The RDA for B12 is only about 2.4 micrograms in the US and 1 microgram in the EC. There have been calls from some quarters to increase the RDA by 500% to around 5 micrograms, a dose that is easily obtainable in the diet if you eat meat, but very difficult to obtain if you only eat eggs and dairy, and very variable in different types of fish. I get several hundred times the RDA of B12 in my diet daily. I do not have absorbency problems with B12, because I can feel the effects and side effects of B12 when I take a relatively small dose.

Yasko’s nutrigenomics protocol (which I will critique at a later date), tests for a number of genetic variations in the capacity of the body to reduce (recycle) oxidised B12, the theory being that if you have a poor capacity to recycle B12, you will have a higher dietary requirement than other people.

There are various types of B12 – cyanocobalamin, adenosylcobalamin, hydroxycobalamin, and methylcobalamin. All are active in the body. Cyanocobalamin is thought to be the least useful to the body but is the type usually found in vitamin supplements. B12 is used by the body to detoxify cyanide (i.e. cyano-), so this does make sense. Hydroxycobalamin is the type typically found in meat, along with some adenosylcobalamin. Apparently methylcobalamin is only found in significant amounts in milk, suggesting it may be required by infants and young animals. The body also uses B12 to detoxify sulphites to some extent, forming sulfitocobalamin – thought to be a toxic compound in its own right.

I used a Metabolics adenosylcobalamin supplement in capsule form. I chose this over hydroxycobalamin purely because I could not obtain hydroxycobalamin in powder form. Each capsule contains 1 milligram (1000 micrograms) of B12. This is an enormous dose, approximately 100,000 times the EC RDA. I have taken very large doses of B12 on a number of occasions. I experience some rather peculiar effects from a large dose of B12. I often become twitchy and very anxious and stressed. I also get the most excruciating ‘trapped nerve’ pain down the side of my neck. I had no intention of taking large doses of B12, instead I broke open each capsule and sprinkled a tiny amount on my tongue. I could make one capsule last over a week. This means I was still taking quite a large dose, but not large enough to give me nerve pain.

B12 does some very interesting things to me. Firstly, it makes me feel more intelligent. I feel wittier, brighter, more cheerful, more motivated, and more chatty. It makes me just a wee bit too happy. It also seems to have the peculiar effect of turning me into social dynamite. Gee, I never knew I could be so funny and entertaining that people ask me for my phone number and email address [the slight problem with this is that I never answer my phone unless I know who is calling!]. It also gives me more energy. Food chemicals, alcohol and stress often leave me feeling drained and fibromyalgic, and B12 seemed to negate some of this.

- TASKS FOR THIS EXERCISE
(a) In the B12 passage, which type of B12 is usually found in vitamin supplements?
(b) Pick up the account of taking B12 after its final sentence and carry it forward.

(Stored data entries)

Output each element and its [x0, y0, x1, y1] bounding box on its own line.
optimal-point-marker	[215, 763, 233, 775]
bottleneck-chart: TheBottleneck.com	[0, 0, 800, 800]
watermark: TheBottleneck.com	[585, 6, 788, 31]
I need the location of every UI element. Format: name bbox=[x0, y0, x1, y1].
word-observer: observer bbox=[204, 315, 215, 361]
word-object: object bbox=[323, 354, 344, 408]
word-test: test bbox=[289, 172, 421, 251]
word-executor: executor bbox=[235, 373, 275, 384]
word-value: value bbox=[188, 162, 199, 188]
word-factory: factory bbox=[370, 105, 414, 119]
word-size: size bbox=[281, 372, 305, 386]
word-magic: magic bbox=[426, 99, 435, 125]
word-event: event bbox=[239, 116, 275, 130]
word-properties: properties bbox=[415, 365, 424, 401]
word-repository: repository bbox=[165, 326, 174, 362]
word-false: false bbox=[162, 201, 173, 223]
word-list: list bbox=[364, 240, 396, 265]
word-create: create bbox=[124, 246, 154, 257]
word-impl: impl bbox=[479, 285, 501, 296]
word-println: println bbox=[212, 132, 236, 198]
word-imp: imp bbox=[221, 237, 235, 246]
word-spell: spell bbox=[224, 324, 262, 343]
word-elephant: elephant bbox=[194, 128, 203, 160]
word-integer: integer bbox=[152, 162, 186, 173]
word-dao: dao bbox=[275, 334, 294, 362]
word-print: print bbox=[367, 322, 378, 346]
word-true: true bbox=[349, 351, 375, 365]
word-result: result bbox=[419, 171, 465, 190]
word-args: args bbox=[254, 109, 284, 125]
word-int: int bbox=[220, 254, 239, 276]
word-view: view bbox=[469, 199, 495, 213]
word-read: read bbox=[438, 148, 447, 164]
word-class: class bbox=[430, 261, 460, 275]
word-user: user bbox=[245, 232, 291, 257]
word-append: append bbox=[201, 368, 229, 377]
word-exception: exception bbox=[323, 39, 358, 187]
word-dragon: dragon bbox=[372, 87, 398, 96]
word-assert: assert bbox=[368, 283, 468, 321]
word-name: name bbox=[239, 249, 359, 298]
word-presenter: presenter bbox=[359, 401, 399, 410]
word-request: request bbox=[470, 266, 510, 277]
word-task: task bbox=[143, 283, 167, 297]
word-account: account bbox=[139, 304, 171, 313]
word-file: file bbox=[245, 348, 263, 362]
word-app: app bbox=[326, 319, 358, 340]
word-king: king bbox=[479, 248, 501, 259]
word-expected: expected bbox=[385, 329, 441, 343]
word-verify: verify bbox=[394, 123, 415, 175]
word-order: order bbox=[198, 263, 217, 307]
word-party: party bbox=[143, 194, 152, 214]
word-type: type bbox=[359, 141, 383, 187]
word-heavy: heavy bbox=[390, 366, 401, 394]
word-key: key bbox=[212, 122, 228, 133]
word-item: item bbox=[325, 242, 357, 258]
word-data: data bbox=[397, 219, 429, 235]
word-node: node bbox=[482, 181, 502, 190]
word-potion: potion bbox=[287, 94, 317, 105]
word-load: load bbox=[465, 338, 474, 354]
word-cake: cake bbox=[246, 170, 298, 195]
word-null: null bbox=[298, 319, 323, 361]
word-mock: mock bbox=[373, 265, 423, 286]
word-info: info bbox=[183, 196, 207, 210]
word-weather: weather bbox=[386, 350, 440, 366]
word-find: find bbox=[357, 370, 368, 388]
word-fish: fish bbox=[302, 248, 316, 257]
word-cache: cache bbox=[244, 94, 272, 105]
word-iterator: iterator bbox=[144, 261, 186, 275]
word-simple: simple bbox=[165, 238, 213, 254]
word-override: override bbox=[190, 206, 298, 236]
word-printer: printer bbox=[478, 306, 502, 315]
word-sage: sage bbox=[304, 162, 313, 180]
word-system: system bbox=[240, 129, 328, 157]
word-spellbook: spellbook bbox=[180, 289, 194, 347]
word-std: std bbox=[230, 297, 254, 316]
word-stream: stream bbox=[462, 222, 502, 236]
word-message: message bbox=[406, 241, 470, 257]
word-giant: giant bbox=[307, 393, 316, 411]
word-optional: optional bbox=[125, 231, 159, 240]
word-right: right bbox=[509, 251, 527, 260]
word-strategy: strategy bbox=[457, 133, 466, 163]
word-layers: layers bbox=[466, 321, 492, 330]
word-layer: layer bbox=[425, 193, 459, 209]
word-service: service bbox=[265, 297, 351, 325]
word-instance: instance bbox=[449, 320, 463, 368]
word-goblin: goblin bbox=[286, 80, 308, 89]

- EXERCISE RESULTS
(a) Cyanocobalamin.

(b)
I have an online friend who tried taking B12 and after a couple of weeks experienced a seizure – I think complex partial. She is doing a nutrition degree and after researching this she discovered that B12 has the ability to depress a form of glutamate decarboxylase (GAD67) that converts glutamate into GABA. The symptoms I am going to describe make perfect sense in this context. Interestingly, the Japanese regard glutamate as making you more intelligent, which has something to do with why they eat miso soup for breakfast. Though I imagine several thousand Japanese commuters who’ve just eaten miso soup for breakfast won’t be in the best of moods.

The downside changes B12 makes to my personality are that I become a lot more irritable and emotional. Some people like melodrama in their lives. I don’t. I cry more easily. I become stressed more easily. I become more judgemental. I have a very low tolerance threshold for anger. The thing about being irritable is that irritability is completely invisible when you are on your own or things are going your way. Then someone crosses your path and confounds you, the dog does something naughty, a driver does something stupid on the road, and instead of coping and carrying on you get disproportionately cross about it. Exploding unpredictably might be something that earns you a little respect and fear, but it’s an extremely unattractive personality trait.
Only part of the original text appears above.